Instructions to follow: Check every line of the entries for "Serin", and copy the lines that hold it.
──────────
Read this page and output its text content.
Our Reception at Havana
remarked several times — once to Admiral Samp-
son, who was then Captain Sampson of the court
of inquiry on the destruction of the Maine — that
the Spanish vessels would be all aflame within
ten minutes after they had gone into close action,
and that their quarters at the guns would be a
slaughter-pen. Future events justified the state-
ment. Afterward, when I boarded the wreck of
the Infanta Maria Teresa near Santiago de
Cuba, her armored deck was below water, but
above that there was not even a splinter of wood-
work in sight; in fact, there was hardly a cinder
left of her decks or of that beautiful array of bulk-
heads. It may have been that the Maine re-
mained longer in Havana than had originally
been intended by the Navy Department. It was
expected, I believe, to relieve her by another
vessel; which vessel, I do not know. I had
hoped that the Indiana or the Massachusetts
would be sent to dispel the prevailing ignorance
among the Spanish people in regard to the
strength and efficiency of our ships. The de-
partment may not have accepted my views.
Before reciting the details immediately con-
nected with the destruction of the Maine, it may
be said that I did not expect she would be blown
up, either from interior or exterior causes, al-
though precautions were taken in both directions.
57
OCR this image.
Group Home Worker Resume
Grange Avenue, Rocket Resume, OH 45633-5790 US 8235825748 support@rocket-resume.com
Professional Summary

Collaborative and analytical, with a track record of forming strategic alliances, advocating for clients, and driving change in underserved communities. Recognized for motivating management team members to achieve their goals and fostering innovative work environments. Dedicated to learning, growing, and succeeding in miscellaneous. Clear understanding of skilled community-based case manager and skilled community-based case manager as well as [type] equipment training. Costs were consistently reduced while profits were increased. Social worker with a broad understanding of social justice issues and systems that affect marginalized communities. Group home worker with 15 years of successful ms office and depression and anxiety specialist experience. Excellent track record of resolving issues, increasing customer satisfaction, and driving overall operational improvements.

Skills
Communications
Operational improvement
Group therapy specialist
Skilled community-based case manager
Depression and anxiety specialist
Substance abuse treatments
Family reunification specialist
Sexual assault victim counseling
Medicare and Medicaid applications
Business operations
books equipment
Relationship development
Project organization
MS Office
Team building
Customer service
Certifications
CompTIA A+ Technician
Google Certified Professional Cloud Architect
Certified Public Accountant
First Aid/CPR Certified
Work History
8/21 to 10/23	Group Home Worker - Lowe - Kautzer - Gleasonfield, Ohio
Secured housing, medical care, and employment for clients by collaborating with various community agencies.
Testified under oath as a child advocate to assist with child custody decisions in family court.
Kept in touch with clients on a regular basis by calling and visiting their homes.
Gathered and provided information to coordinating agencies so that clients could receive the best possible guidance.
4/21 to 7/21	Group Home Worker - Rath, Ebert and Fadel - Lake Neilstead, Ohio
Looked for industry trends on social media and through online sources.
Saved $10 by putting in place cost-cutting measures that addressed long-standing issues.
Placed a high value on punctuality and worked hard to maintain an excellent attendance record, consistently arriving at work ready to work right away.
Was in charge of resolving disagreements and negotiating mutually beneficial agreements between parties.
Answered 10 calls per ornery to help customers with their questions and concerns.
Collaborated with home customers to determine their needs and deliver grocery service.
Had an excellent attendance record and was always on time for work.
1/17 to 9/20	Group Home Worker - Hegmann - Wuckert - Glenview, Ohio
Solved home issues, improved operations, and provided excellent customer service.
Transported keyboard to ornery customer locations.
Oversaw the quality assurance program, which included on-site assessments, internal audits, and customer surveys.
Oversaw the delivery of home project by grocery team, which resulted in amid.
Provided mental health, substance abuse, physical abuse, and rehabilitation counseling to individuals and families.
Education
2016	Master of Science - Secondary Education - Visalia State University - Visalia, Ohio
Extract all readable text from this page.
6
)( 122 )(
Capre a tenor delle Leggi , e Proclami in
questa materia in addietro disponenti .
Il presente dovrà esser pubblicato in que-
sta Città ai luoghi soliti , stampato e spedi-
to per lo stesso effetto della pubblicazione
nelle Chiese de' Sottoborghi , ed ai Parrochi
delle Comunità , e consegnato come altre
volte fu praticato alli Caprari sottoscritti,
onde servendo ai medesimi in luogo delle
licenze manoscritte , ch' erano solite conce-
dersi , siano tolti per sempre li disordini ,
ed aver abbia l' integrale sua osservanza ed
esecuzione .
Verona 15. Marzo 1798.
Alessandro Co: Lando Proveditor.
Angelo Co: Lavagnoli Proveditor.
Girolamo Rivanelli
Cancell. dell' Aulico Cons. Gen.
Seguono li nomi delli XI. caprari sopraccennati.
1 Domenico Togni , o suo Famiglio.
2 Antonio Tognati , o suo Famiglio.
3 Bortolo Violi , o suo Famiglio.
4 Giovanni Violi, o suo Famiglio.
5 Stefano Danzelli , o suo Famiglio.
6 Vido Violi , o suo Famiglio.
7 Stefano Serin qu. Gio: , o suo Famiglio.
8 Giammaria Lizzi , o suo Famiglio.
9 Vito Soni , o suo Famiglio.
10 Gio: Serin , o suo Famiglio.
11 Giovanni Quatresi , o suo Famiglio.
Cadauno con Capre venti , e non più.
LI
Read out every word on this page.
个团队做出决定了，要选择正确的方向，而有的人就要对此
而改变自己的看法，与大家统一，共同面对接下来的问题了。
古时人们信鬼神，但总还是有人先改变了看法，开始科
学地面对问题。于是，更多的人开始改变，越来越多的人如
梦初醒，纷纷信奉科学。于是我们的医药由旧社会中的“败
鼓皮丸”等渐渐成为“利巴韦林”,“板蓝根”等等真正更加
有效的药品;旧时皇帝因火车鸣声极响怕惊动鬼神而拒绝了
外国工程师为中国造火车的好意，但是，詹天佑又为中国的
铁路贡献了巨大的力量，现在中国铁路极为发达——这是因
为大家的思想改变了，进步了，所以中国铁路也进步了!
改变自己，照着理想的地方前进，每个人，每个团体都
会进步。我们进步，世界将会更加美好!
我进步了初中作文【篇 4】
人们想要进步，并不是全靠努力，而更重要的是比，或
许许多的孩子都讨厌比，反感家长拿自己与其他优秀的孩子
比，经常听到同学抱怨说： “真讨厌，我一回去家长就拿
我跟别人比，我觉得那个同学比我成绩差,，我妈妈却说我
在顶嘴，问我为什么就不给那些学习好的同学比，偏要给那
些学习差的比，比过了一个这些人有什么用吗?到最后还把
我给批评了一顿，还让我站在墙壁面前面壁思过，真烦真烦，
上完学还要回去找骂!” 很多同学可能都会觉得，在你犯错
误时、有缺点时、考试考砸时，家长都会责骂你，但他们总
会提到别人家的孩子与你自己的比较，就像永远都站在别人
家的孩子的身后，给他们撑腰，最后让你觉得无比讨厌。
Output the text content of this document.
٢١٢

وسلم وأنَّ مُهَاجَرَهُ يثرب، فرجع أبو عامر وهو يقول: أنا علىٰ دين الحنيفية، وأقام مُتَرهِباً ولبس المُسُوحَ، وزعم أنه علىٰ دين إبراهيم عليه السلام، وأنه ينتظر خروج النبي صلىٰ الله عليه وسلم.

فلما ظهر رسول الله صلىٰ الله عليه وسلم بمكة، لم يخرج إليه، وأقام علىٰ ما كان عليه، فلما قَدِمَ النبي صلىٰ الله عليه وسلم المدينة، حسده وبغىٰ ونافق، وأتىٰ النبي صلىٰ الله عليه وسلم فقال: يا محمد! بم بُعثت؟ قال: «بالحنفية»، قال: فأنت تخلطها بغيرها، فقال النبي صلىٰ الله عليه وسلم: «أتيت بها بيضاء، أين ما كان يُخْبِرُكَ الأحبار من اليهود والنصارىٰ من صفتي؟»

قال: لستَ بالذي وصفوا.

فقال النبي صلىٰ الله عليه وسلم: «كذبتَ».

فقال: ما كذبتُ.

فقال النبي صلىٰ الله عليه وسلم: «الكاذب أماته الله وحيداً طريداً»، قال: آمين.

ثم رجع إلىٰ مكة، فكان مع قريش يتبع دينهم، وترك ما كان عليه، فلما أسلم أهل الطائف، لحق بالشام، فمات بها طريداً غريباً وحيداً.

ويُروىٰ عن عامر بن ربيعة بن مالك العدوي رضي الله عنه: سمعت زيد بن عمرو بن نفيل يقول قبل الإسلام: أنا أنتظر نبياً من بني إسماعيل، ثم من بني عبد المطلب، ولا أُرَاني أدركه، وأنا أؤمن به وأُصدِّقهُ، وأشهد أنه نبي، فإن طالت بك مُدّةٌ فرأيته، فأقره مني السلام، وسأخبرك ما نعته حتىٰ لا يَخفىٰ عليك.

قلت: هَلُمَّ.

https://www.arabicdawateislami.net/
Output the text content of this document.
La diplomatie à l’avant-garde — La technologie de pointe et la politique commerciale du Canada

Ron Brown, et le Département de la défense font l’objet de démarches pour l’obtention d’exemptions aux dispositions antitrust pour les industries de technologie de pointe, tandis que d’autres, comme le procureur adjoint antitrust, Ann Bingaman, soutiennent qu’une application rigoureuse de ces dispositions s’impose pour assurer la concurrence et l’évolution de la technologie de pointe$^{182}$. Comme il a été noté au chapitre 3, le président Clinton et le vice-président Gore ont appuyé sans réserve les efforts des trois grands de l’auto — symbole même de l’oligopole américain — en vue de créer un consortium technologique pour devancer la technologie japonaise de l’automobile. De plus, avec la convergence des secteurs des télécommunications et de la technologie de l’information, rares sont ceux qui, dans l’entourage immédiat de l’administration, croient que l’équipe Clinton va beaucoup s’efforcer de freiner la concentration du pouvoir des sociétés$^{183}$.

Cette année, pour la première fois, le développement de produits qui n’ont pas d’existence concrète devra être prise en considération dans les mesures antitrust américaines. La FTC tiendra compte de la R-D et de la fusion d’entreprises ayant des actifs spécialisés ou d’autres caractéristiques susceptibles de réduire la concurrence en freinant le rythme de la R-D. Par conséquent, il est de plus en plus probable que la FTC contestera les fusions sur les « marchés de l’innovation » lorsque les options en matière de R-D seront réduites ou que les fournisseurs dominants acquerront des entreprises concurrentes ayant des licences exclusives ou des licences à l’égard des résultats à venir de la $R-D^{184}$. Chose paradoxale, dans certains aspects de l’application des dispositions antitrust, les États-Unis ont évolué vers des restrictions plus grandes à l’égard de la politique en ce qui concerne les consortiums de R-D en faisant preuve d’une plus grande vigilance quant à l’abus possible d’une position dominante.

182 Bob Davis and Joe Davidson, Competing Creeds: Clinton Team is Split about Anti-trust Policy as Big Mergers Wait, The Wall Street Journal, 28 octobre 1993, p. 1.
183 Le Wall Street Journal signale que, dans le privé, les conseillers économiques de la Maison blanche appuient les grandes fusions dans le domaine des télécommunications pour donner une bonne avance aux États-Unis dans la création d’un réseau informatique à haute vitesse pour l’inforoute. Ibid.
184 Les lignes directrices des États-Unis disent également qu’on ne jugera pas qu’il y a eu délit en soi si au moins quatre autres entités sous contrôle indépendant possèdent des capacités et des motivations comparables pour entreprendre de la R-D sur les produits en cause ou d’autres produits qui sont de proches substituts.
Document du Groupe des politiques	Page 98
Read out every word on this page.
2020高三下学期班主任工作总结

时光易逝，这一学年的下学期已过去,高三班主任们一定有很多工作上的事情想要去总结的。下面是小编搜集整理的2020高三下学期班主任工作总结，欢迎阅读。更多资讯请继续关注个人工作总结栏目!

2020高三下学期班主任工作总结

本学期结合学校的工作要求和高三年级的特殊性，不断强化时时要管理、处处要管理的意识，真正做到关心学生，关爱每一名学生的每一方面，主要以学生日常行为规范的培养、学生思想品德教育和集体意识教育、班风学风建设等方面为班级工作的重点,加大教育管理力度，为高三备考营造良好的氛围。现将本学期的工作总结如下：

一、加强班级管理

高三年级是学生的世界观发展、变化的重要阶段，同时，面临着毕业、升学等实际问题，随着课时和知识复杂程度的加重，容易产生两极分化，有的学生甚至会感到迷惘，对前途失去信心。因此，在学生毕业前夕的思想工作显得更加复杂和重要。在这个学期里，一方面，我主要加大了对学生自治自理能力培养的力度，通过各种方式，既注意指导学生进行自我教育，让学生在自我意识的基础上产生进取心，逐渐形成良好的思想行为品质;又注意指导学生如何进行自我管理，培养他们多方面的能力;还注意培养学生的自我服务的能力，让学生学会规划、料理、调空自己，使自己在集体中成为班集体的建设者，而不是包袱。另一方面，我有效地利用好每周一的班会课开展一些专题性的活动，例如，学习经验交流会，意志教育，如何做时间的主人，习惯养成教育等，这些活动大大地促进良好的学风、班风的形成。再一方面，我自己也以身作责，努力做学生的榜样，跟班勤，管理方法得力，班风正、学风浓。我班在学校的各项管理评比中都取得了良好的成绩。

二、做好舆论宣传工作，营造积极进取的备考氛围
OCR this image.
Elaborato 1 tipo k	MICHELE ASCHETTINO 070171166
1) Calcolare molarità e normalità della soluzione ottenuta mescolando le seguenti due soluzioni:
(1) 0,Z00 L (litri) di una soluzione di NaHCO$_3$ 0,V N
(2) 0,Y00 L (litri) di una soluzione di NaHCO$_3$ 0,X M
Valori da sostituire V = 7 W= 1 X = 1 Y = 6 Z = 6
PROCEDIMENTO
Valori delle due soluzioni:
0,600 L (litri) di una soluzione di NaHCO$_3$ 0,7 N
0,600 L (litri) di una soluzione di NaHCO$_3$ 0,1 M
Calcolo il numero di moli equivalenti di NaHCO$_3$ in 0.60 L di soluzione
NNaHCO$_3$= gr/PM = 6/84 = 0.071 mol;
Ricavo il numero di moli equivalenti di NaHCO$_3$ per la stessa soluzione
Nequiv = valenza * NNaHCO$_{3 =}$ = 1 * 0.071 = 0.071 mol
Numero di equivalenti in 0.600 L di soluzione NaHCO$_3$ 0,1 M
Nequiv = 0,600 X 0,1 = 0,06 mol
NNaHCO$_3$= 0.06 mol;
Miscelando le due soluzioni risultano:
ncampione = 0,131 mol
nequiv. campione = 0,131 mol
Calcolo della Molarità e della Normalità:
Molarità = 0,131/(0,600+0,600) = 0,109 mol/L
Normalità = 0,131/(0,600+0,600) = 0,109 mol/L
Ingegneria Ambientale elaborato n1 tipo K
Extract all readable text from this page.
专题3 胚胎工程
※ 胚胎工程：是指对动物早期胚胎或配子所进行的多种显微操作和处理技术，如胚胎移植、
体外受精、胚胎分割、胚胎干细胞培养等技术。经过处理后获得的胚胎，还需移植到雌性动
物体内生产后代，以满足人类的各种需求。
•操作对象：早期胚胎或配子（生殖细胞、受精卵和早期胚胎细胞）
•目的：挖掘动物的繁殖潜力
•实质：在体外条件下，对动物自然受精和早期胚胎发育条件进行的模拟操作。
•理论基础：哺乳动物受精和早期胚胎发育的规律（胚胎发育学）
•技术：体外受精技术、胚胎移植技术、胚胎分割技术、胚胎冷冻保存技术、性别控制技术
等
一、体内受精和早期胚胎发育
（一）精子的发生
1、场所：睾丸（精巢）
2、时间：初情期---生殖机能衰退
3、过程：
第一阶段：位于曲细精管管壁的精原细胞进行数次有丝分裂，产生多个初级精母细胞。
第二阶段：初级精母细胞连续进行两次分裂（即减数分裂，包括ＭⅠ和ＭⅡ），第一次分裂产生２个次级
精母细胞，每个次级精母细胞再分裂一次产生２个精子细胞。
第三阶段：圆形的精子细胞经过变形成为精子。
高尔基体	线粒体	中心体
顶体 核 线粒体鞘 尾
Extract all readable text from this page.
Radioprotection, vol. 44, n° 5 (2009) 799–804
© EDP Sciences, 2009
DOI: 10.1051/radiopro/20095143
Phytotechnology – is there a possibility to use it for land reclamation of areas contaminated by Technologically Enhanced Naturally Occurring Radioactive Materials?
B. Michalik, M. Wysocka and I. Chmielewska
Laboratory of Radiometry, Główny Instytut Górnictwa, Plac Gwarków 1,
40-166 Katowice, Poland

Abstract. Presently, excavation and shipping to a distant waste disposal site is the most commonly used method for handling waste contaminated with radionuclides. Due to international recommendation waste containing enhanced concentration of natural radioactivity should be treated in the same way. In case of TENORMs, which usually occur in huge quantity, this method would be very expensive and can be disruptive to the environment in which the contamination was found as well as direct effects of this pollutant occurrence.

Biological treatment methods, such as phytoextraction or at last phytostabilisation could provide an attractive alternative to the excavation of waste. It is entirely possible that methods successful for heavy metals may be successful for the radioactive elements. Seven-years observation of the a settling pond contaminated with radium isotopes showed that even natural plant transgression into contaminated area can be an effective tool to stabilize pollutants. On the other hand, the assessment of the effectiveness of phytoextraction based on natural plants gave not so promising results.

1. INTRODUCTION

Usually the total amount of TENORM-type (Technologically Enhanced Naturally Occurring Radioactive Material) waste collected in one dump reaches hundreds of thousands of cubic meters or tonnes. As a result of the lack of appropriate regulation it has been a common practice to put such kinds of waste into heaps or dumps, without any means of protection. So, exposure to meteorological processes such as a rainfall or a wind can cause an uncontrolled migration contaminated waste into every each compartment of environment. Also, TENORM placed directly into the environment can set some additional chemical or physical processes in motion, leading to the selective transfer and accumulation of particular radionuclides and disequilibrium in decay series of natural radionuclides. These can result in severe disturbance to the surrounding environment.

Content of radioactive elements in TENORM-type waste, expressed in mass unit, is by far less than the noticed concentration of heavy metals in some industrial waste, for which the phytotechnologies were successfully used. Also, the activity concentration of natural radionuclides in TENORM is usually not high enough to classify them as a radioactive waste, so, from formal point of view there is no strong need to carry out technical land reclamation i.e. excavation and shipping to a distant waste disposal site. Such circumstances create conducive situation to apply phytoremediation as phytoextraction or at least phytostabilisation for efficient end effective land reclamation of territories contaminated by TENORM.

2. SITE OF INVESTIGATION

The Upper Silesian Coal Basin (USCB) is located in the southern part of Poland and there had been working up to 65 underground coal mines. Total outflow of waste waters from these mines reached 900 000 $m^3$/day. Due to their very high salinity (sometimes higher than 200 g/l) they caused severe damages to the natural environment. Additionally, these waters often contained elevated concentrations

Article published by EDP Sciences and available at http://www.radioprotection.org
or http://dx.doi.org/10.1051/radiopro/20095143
──────────
Response:
7 Stefano Serin qu. Gio: , o suo Famiglio.
10 Gio: Serin , o suo Famiglio.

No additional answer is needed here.